>> Begin
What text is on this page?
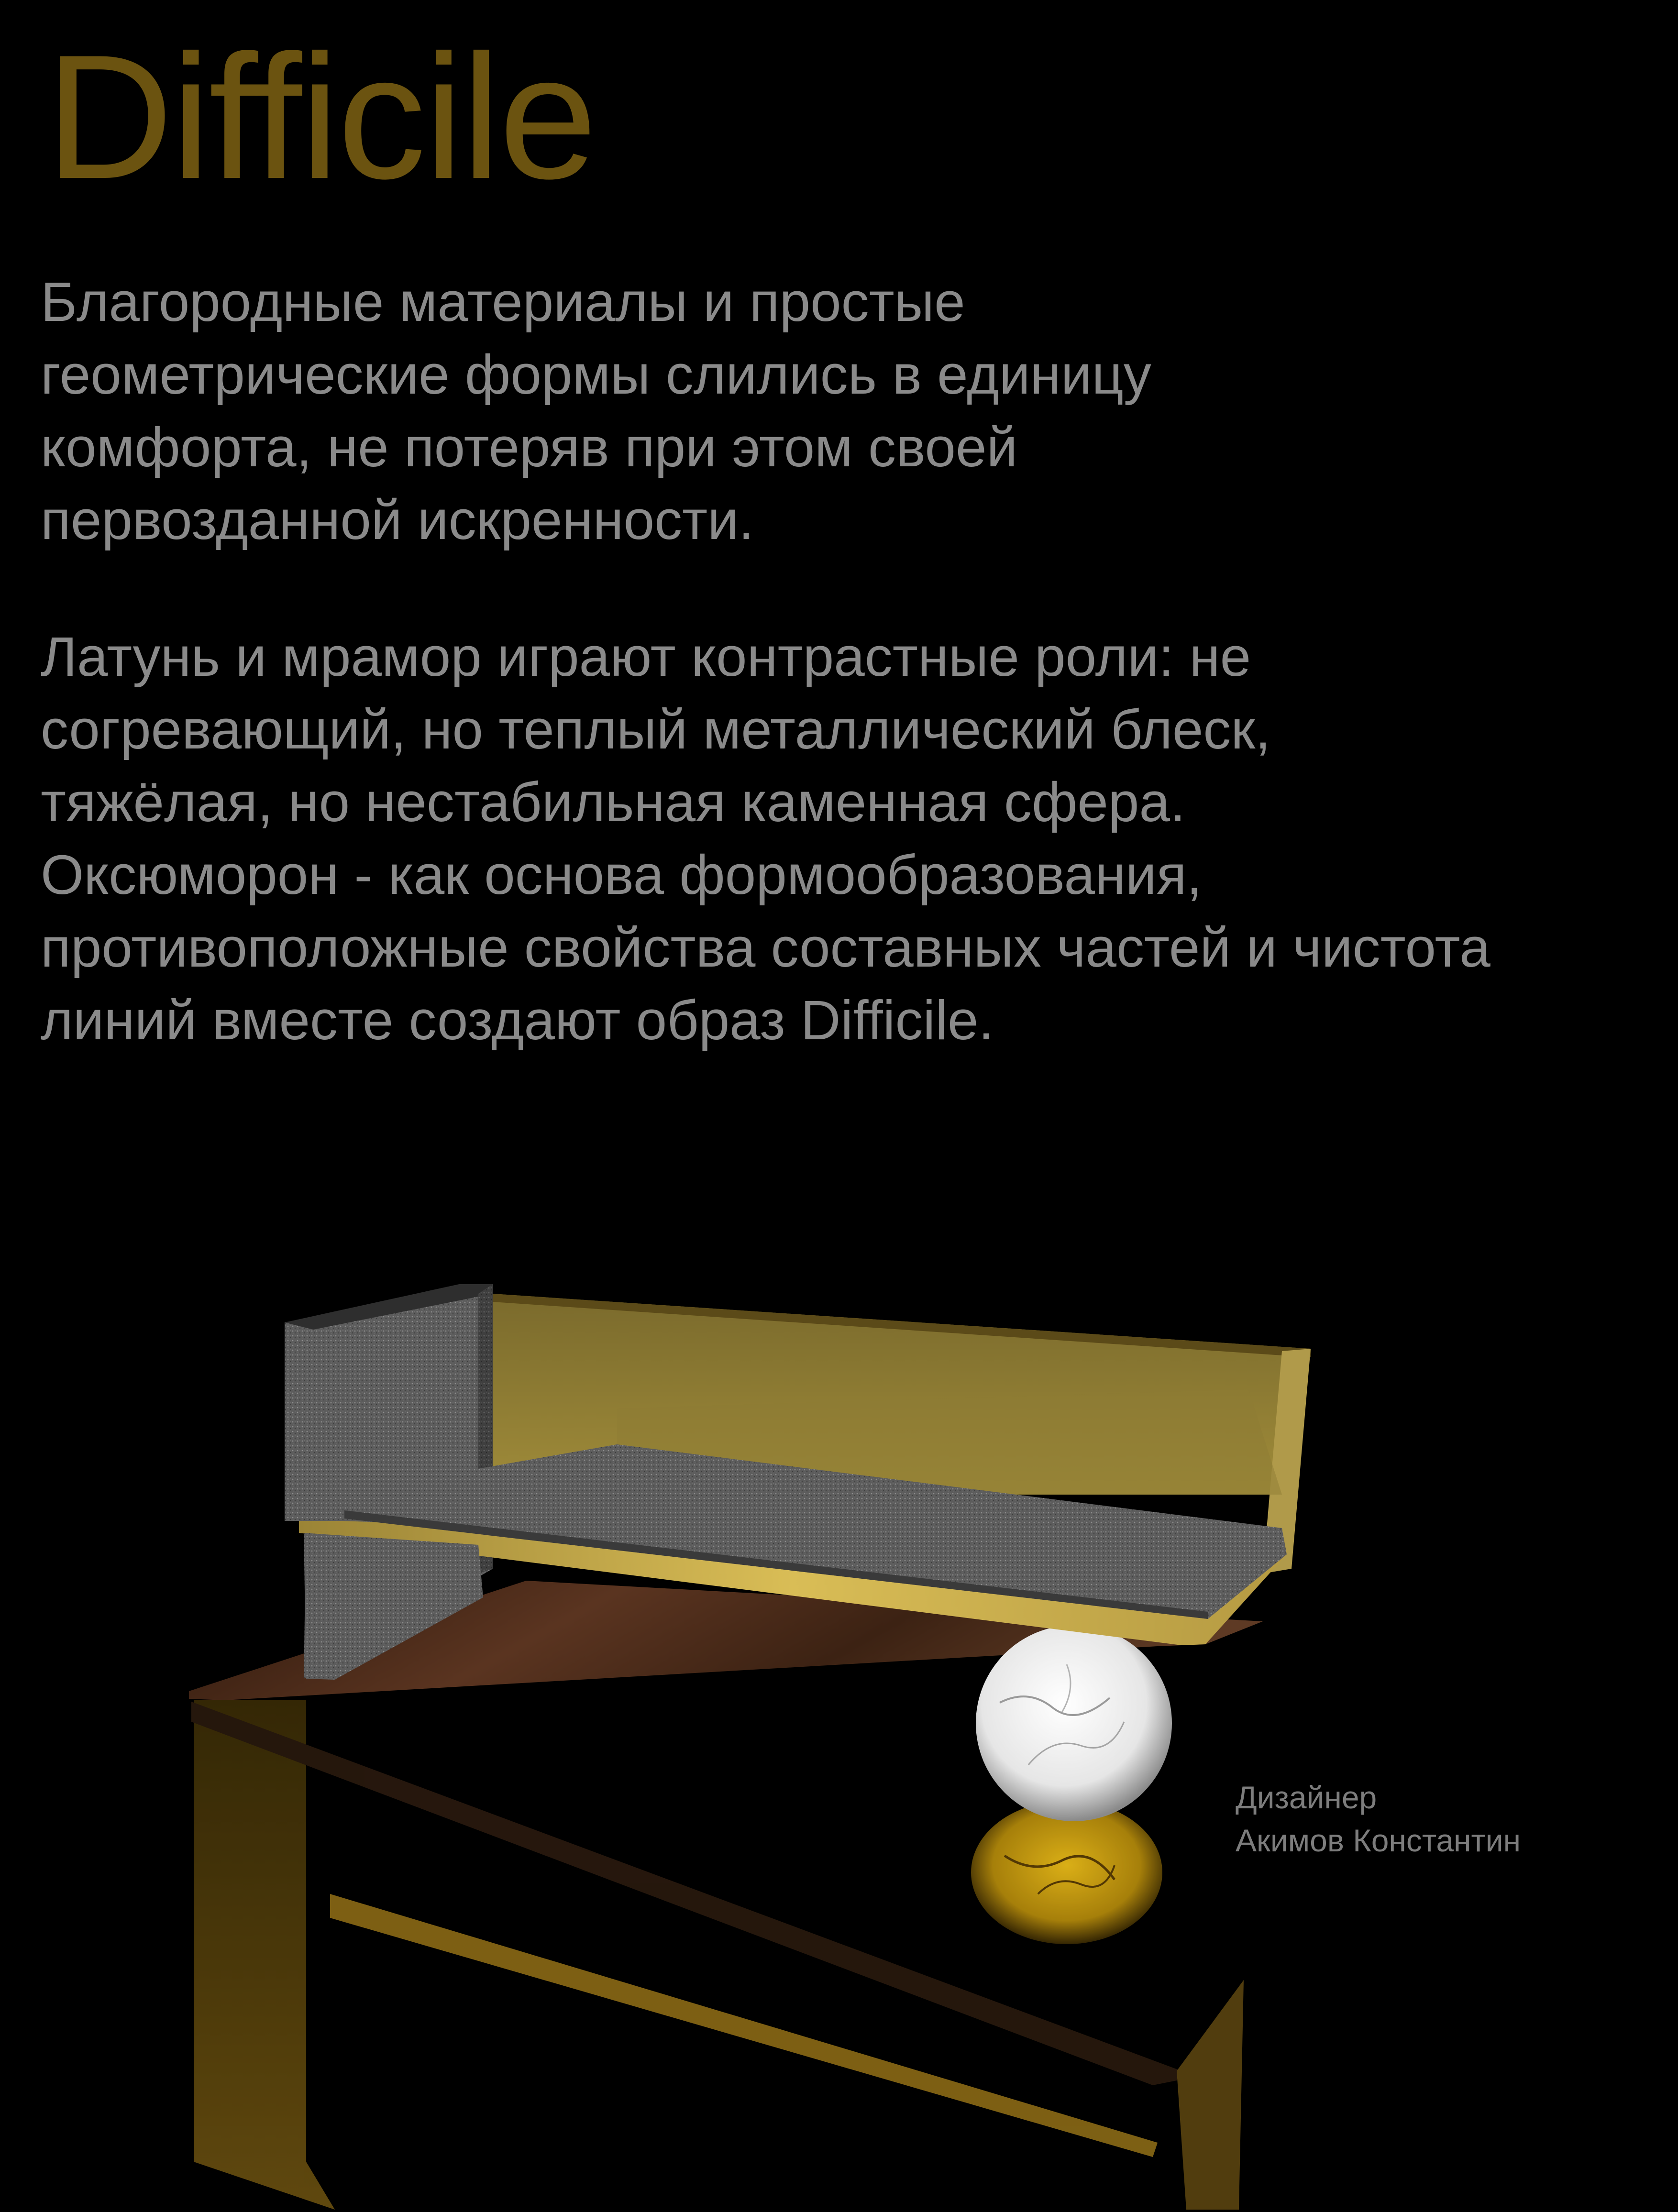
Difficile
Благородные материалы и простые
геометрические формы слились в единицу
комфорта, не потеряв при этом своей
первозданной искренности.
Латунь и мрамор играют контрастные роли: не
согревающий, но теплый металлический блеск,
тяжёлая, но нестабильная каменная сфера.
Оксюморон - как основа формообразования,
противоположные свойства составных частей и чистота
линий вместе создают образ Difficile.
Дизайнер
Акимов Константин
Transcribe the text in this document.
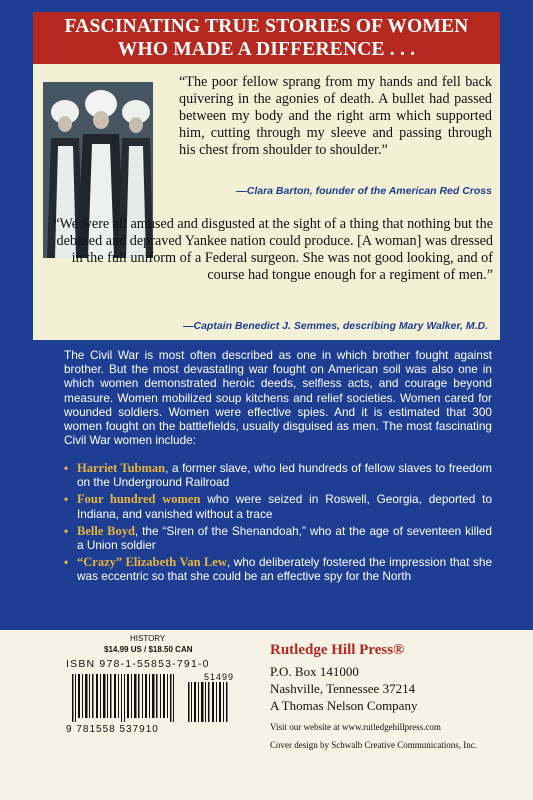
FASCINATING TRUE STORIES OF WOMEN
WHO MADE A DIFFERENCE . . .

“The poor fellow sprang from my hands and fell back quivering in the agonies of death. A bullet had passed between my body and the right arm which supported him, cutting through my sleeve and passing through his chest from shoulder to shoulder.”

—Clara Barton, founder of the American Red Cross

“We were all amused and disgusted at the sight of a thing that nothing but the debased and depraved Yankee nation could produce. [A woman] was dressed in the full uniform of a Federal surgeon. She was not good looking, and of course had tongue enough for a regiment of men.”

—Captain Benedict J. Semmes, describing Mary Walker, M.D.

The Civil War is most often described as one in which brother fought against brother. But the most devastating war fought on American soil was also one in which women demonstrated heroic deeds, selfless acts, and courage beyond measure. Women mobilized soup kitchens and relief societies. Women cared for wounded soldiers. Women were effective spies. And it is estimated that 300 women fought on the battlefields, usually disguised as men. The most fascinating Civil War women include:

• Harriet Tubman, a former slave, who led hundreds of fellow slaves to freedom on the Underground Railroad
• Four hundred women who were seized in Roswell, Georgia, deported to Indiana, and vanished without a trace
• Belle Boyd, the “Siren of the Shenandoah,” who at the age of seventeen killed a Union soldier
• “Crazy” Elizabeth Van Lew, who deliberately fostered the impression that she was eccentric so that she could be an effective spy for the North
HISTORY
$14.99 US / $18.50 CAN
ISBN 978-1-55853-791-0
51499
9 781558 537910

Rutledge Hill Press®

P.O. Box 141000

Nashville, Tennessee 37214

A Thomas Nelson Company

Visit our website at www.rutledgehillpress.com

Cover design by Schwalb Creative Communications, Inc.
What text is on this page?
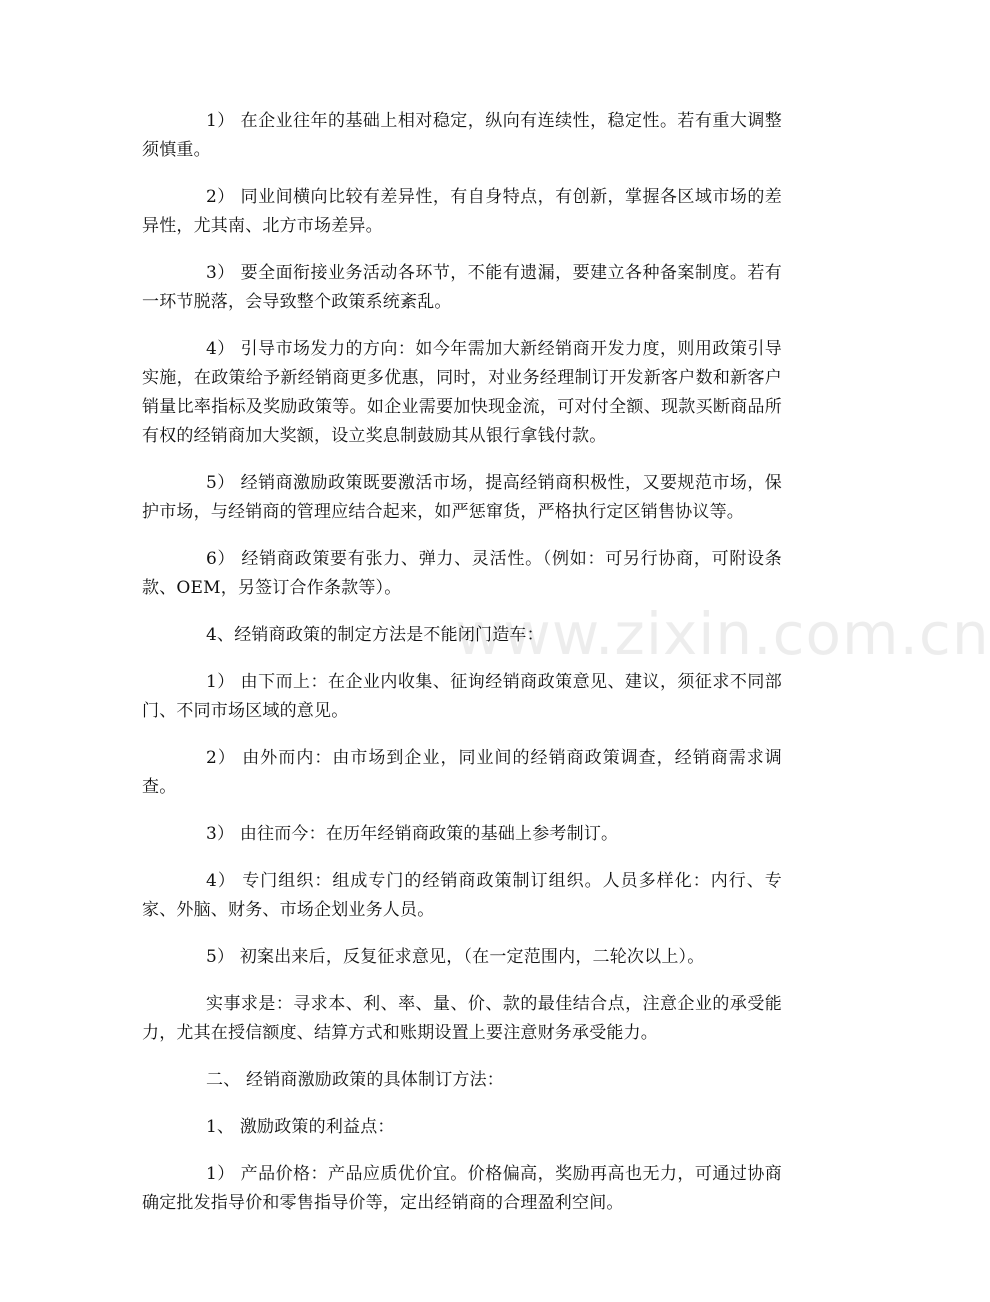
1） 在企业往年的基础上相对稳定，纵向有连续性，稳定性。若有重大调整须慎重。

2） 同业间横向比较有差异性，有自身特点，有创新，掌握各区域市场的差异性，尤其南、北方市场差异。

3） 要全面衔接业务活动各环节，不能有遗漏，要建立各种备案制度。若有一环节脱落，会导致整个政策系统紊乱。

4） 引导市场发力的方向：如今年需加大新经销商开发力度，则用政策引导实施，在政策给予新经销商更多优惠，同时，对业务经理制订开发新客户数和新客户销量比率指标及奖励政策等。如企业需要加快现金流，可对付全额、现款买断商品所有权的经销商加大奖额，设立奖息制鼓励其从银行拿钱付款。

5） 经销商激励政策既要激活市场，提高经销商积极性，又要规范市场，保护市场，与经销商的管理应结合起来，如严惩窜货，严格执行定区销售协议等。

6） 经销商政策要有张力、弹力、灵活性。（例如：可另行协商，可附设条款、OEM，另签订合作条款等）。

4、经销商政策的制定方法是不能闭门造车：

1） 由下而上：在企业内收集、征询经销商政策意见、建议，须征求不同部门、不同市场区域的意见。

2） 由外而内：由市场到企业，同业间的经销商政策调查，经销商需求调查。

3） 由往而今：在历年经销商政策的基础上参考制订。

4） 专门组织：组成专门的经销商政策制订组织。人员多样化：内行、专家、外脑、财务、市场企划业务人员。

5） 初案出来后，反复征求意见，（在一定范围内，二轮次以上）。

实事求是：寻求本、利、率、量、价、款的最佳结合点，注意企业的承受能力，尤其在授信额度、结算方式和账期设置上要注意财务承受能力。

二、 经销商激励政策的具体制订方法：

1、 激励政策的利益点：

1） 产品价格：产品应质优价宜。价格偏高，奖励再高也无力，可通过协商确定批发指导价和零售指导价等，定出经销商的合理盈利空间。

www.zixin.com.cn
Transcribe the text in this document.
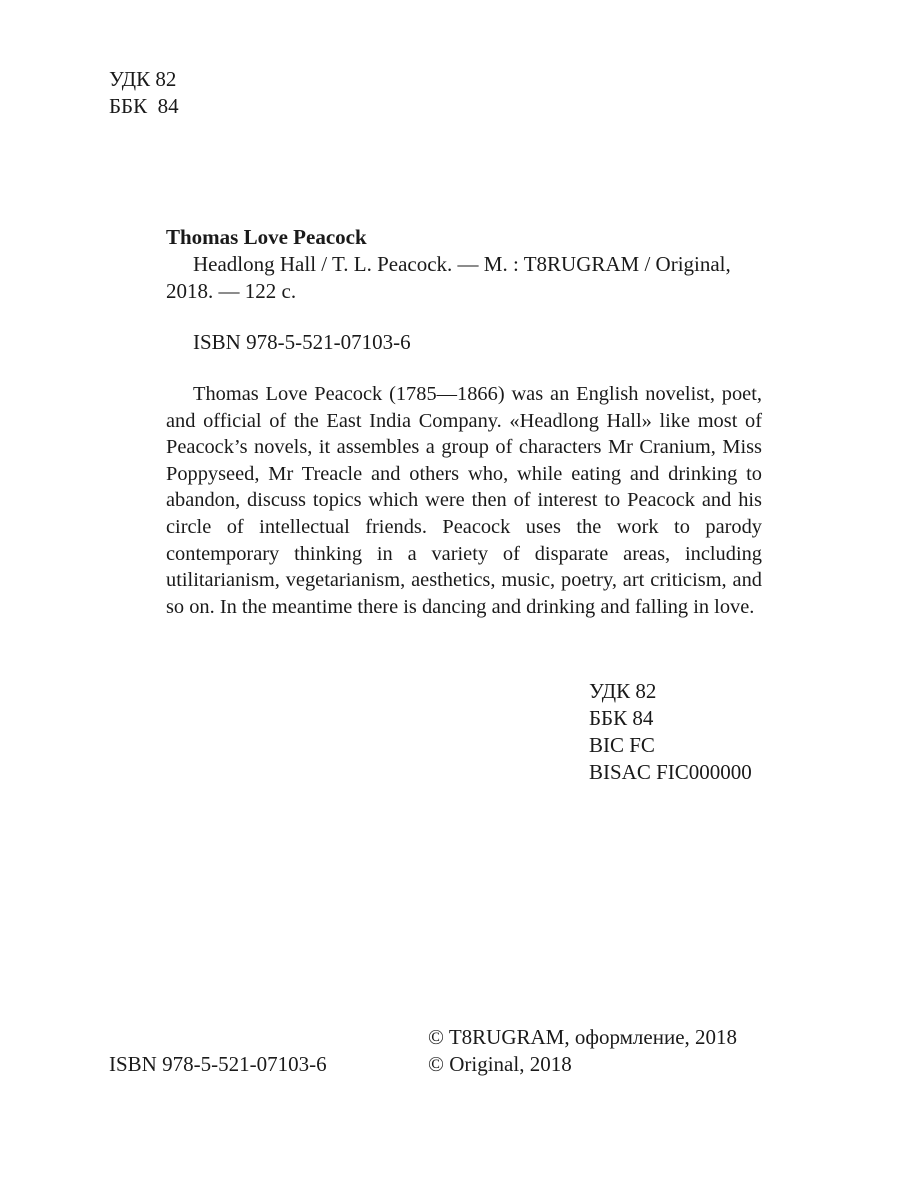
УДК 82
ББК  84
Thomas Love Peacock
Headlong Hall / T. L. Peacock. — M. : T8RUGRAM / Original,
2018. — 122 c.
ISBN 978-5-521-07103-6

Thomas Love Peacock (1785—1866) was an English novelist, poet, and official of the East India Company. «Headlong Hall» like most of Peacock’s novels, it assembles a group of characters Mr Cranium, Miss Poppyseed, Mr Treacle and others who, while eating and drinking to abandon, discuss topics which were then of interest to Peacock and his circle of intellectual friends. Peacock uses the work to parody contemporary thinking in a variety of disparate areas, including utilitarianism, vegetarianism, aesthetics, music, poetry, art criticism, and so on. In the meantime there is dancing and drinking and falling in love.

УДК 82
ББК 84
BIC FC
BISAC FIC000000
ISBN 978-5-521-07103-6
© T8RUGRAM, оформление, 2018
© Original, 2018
>> End
Problem requirements —
Omitting all images, retype each line of the records precisely.

Exercise response —
What text is on this page?
Difficile
Благородные материалы и простые
геометрические формы слились в единицу
комфорта, не потеряв при этом своей
первозданной искренности.
Латунь и мрамор играют контрастные роли: не
согревающий, но теплый металлический блеск,
тяжёлая, но нестабильная каменная сфера.
Оксюморон - как основа формообразования,
противоположные свойства составных частей и чистота
линий вместе создают образ Difficile.
Дизайнер
Акимов Константин
Transcribe the text in this document.
FASCINATING TRUE STORIES OF WOMEN
WHO MADE A DIFFERENCE . . .

“The poor fellow sprang from my hands and fell back quivering in the agonies of death. A bullet had passed between my body and the right arm which supported him, cutting through my sleeve and passing through his chest from shoulder to shoulder.”

—Clara Barton, founder of the American Red Cross

“We were all amused and disgusted at the sight of a thing that nothing but the debased and depraved Yankee nation could produce. [A woman] was dressed in the full uniform of a Federal surgeon. She was not good looking, and of course had tongue enough for a regiment of men.”

—Captain Benedict J. Semmes, describing Mary Walker, M.D.

The Civil War is most often described as one in which brother fought against brother. But the most devastating war fought on American soil was also one in which women demonstrated heroic deeds, selfless acts, and courage beyond measure. Women mobilized soup kitchens and relief societies. Women cared for wounded soldiers. Women were effective spies. And it is estimated that 300 women fought on the battlefields, usually disguised as men. The most fascinating Civil War women include:

• Harriet Tubman, a former slave, who led hundreds of fellow slaves to freedom on the Underground Railroad
• Four hundred women who were seized in Roswell, Georgia, deported to Indiana, and vanished without a trace
• Belle Boyd, the “Siren of the Shenandoah,” who at the age of seventeen killed a Union soldier
• “Crazy” Elizabeth Van Lew, who deliberately fostered the impression that she was eccentric so that she could be an effective spy for the North
HISTORY
$14.99 US / $18.50 CAN
ISBN 978-1-55853-791-0
51499
9 781558 537910

Rutledge Hill Press®

P.O. Box 141000

Nashville, Tennessee 37214

A Thomas Nelson Company

Visit our website at www.rutledgehillpress.com

Cover design by Schwalb Creative Communications, Inc.
What text is on this page?
1） 在企业往年的基础上相对稳定，纵向有连续性，稳定性。若有重大调整须慎重。

2） 同业间横向比较有差异性，有自身特点，有创新，掌握各区域市场的差异性，尤其南、北方市场差异。

3） 要全面衔接业务活动各环节，不能有遗漏，要建立各种备案制度。若有一环节脱落，会导致整个政策系统紊乱。

4） 引导市场发力的方向：如今年需加大新经销商开发力度，则用政策引导实施，在政策给予新经销商更多优惠，同时，对业务经理制订开发新客户数和新客户销量比率指标及奖励政策等。如企业需要加快现金流，可对付全额、现款买断商品所有权的经销商加大奖额，设立奖息制鼓励其从银行拿钱付款。

5） 经销商激励政策既要激活市场，提高经销商积极性，又要规范市场，保护市场，与经销商的管理应结合起来，如严惩窜货，严格执行定区销售协议等。

6） 经销商政策要有张力、弹力、灵活性。（例如：可另行协商，可附设条款、OEM，另签订合作条款等）。

4、经销商政策的制定方法是不能闭门造车：

1） 由下而上：在企业内收集、征询经销商政策意见、建议，须征求不同部门、不同市场区域的意见。

2） 由外而内：由市场到企业，同业间的经销商政策调查，经销商需求调查。

3） 由往而今：在历年经销商政策的基础上参考制订。

4） 专门组织：组成专门的经销商政策制订组织。人员多样化：内行、专家、外脑、财务、市场企划业务人员。

5） 初案出来后，反复征求意见，（在一定范围内，二轮次以上）。

实事求是：寻求本、利、率、量、价、款的最佳结合点，注意企业的承受能力，尤其在授信额度、结算方式和账期设置上要注意财务承受能力。

二、 经销商激励政策的具体制订方法：

1、 激励政策的利益点：

1） 产品价格：产品应质优价宜。价格偏高，奖励再高也无力，可通过协商确定批发指导价和零售指导价等，定出经销商的合理盈利空间。

www.zixin.com.cn
Transcribe the text in this document.
УДК 82
ББК  84
Thomas Love Peacock
Headlong Hall / T. L. Peacock. — M. : T8RUGRAM / Original,
2018. — 122 c.
ISBN 978-5-521-07103-6

Thomas Love Peacock (1785—1866) was an English novelist, poet, and official of the East India Company. «Headlong Hall» like most of Peacock’s novels, it assembles a group of characters Mr Cranium, Miss Poppyseed, Mr Treacle and others who, while eating and drinking to abandon, discuss topics which were then of interest to Peacock and his circle of intellectual friends. Peacock uses the work to parody contemporary thinking in a variety of disparate areas, including utilitarianism, vegetarianism, aesthetics, music, poetry, art criticism, and so on. In the meantime there is dancing and drinking and falling in love.

УДК 82
ББК 84
BIC FC
BISAC FIC000000
ISBN 978-5-521-07103-6
© T8RUGRAM, оформление, 2018
© Original, 2018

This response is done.